Data excerpts:

# # # # # # #

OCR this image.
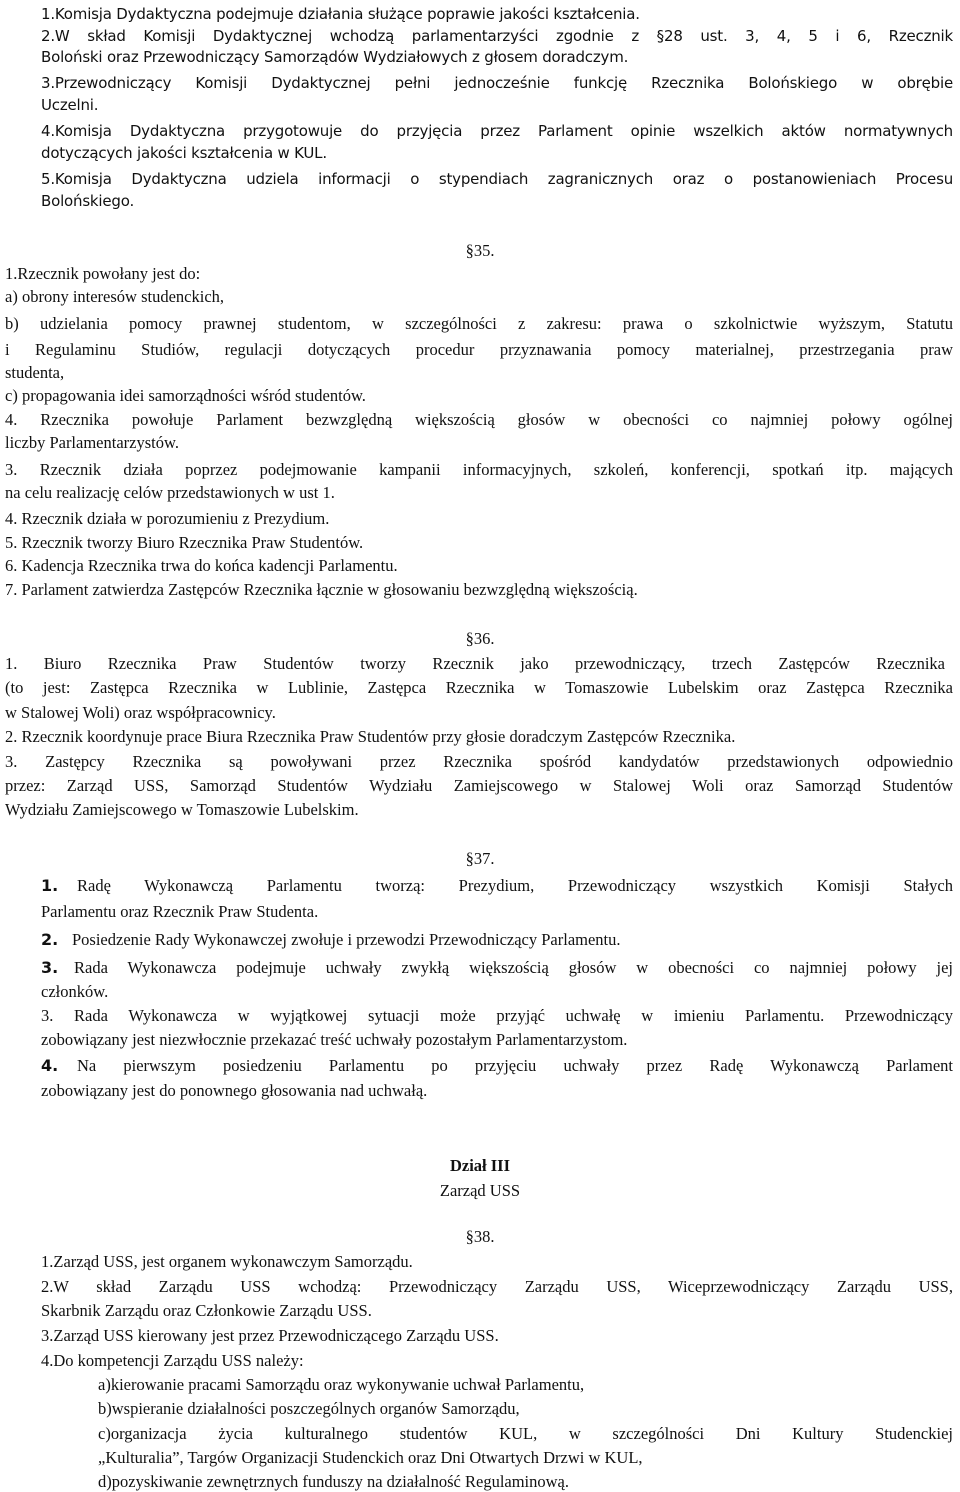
1.Komisja Dydaktyczna podejmuje działania służące poprawie jakości kształcenia.
2.W skład Komisji Dydaktycznej wchodzą parlamentarzyści zgodnie z §28 ust. 3, 4, 5 i 6, Rzecznik
Boloński oraz Przewodniczący Samorządów Wydziałowych z głosem doradczym.
3.Przewodniczący Komisji Dydaktycznej pełni jednocześnie funkcję Rzecznika Bolońskiego w obrębie
Uczelni.
4.Komisja Dydaktyczna przygotowuje do przyjęcia przez Parlament opinie wszelkich aktów normatywnych
dotyczących jakości kształcenia w KUL.
5.Komisja Dydaktyczna udziela informacji o stypendiach zagranicznych oraz o postanowieniach Procesu
Bolońskiego.
§35.
1.Rzecznik powołany jest do:
a) obrony interesów studenckich,
b) udzielania pomocy prawnej studentom, w szczególności z zakresu: prawa o szkolnictwie wyższym, Statutu
i Regulaminu Studiów, regulacji dotyczących procedur przyznawania pomocy materialnej, przestrzegania praw
studenta,
c) propagowania idei samorządności wśród studentów.
4. Rzecznika powołuje Parlament bezwzględną większością głosów w obecności co najmniej połowy ogólnej
liczby Parlamentarzystów.
3. Rzecznik działa poprzez podejmowanie kampanii informacyjnych, szkoleń, konferencji, spotkań itp. mających
na celu realizację celów przedstawionych w ust 1.
4. Rzecznik działa w porozumieniu z Prezydium.
5. Rzecznik tworzy Biuro Rzecznika Praw Studentów.
6. Kadencja Rzecznika trwa do końca kadencji Parlamentu.
7. Parlament zatwierdza Zastępców Rzecznika łącznie w głosowaniu bezwzględną większością.
§36.
1. Biuro Rzecznika Praw Studentów tworzy Rzecznik jako przewodniczący, trzech Zastępców Rzecznika
(to jest: Zastępca Rzecznika w Lublinie, Zastępca Rzecznika w Tomaszowie Lubelskim oraz Zastępca Rzecznika
w Stalowej Woli) oraz współpracownicy.
2. Rzecznik koordynuje prace Biura Rzecznika Praw Studentów przy głosie doradczym Zastępców Rzecznika.
3. Zastępcy Rzecznika są powoływani przez Rzecznika spośród kandydatów przedstawionych odpowiednio
przez: Zarząd USS, Samorząd Studentów Wydziału Zamiejscowego w Stalowej Woli oraz Samorząd Studentów
Wydziału Zamiejscowego w Tomaszowie Lubelskim.
§37.
1. Radę Wykonawczą Parlamentu tworzą: Prezydium, Przewodniczący wszystkich Komisji Stałych
Parlamentu oraz Rzecznik Praw Studenta.
2. Posiedzenie Rady Wykonawczej zwołuje i przewodzi Przewodniczący Parlamentu.
3. Rada Wykonawcza podejmuje uchwały zwykłą większością głosów w obecności co najmniej połowy jej
członków.
3. Rada Wykonawcza w wyjątkowej sytuacji może przyjąć uchwałę w imieniu Parlamentu. Przewodniczący
zobowiązany jest niezwłocznie przekazać treść uchwały pozostałym Parlamentarzystom.
4. Na pierwszym posiedzeniu Parlamentu po przyjęciu uchwały przez Radę Wykonawczą Parlament
zobowiązany jest do ponownego głosowania nad uchwałą.
Dział III
Zarząd USS
§38.
1.Zarząd USS, jest organem wykonawczym Samorządu.
2.W skład Zarządu USS wchodzą: Przewodniczący Zarządu USS, Wiceprzewodniczący Zarządu USS,
Skarbnik Zarządu oraz Członkowie Zarządu USS.
3.Zarząd USS kierowany jest przez Przewodniczącego Zarządu USS.
4.Do kompetencji Zarządu USS należy:
a)kierowanie pracami Samorządu oraz wykonywanie uchwał Parlamentu,
b)wspieranie działalności poszczególnych organów Samorządu,
c)organizacja życia kulturalnego studentów KUL, w szczególności Dni Kultury Studenckiej
„Kulturalia”, Targów Organizacji Studenckich oraz Dni Otwartych Drzwi w KUL,
d)pozyskiwanie zewnętrznych funduszy na działalność Regulaminową.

# # # # # # #

* [Task statement]:
All the records need to be repeated exactly, with the images dropped.

* [Written solution]:
OCR this image.
1.Komisja Dydaktyczna podejmuje działania służące poprawie jakości kształcenia.
2.W skład Komisji Dydaktycznej wchodzą parlamentarzyści zgodnie z §28 ust. 3, 4, 5 i 6, Rzecznik
Boloński oraz Przewodniczący Samorządów Wydziałowych z głosem doradczym.
3.Przewodniczący Komisji Dydaktycznej pełni jednocześnie funkcję Rzecznika Bolońskiego w obrębie
Uczelni.
4.Komisja Dydaktyczna przygotowuje do przyjęcia przez Parlament opinie wszelkich aktów normatywnych
dotyczących jakości kształcenia w KUL.
5.Komisja Dydaktyczna udziela informacji o stypendiach zagranicznych oraz o postanowieniach Procesu
Bolońskiego.
§35.
1.Rzecznik powołany jest do:
a) obrony interesów studenckich,
b) udzielania pomocy prawnej studentom, w szczególności z zakresu: prawa o szkolnictwie wyższym, Statutu
i Regulaminu Studiów, regulacji dotyczących procedur przyznawania pomocy materialnej, przestrzegania praw
studenta,
c) propagowania idei samorządności wśród studentów.
4. Rzecznika powołuje Parlament bezwzględną większością głosów w obecności co najmniej połowy ogólnej
liczby Parlamentarzystów.
3. Rzecznik działa poprzez podejmowanie kampanii informacyjnych, szkoleń, konferencji, spotkań itp. mających
na celu realizację celów przedstawionych w ust 1.
4. Rzecznik działa w porozumieniu z Prezydium.
5. Rzecznik tworzy Biuro Rzecznika Praw Studentów.
6. Kadencja Rzecznika trwa do końca kadencji Parlamentu.
7. Parlament zatwierdza Zastępców Rzecznika łącznie w głosowaniu bezwzględną większością.
§36.
1. Biuro Rzecznika Praw Studentów tworzy Rzecznik jako przewodniczący, trzech Zastępców Rzecznika
(to jest: Zastępca Rzecznika w Lublinie, Zastępca Rzecznika w Tomaszowie Lubelskim oraz Zastępca Rzecznika
w Stalowej Woli) oraz współpracownicy.
2. Rzecznik koordynuje prace Biura Rzecznika Praw Studentów przy głosie doradczym Zastępców Rzecznika.
3. Zastępcy Rzecznika są powoływani przez Rzecznika spośród kandydatów przedstawionych odpowiednio
przez: Zarząd USS, Samorząd Studentów Wydziału Zamiejscowego w Stalowej Woli oraz Samorząd Studentów
Wydziału Zamiejscowego w Tomaszowie Lubelskim.
§37.
1. Radę Wykonawczą Parlamentu tworzą: Prezydium, Przewodniczący wszystkich Komisji Stałych
Parlamentu oraz Rzecznik Praw Studenta.
2. Posiedzenie Rady Wykonawczej zwołuje i przewodzi Przewodniczący Parlamentu.
3. Rada Wykonawcza podejmuje uchwały zwykłą większością głosów w obecności co najmniej połowy jej
członków.
3. Rada Wykonawcza w wyjątkowej sytuacji może przyjąć uchwałę w imieniu Parlamentu. Przewodniczący
zobowiązany jest niezwłocznie przekazać treść uchwały pozostałym Parlamentarzystom.
4. Na pierwszym posiedzeniu Parlamentu po przyjęciu uchwały przez Radę Wykonawczą Parlament
zobowiązany jest do ponownego głosowania nad uchwałą.
Dział III
Zarząd USS
§38.
1.Zarząd USS, jest organem wykonawczym Samorządu.
2.W skład Zarządu USS wchodzą: Przewodniczący Zarządu USS, Wiceprzewodniczący Zarządu USS,
Skarbnik Zarządu oraz Członkowie Zarządu USS.
3.Zarząd USS kierowany jest przez Przewodniczącego Zarządu USS.
4.Do kompetencji Zarządu USS należy:
a)kierowanie pracami Samorządu oraz wykonywanie uchwał Parlamentu,
b)wspieranie działalności poszczególnych organów Samorządu,
c)organizacja życia kulturalnego studentów KUL, w szczególności Dni Kultury Studenckiej
„Kulturalia”, Targów Organizacji Studenckich oraz Dni Otwartych Drzwi w KUL,
d)pozyskiwanie zewnętrznych funduszy na działalność Regulaminową.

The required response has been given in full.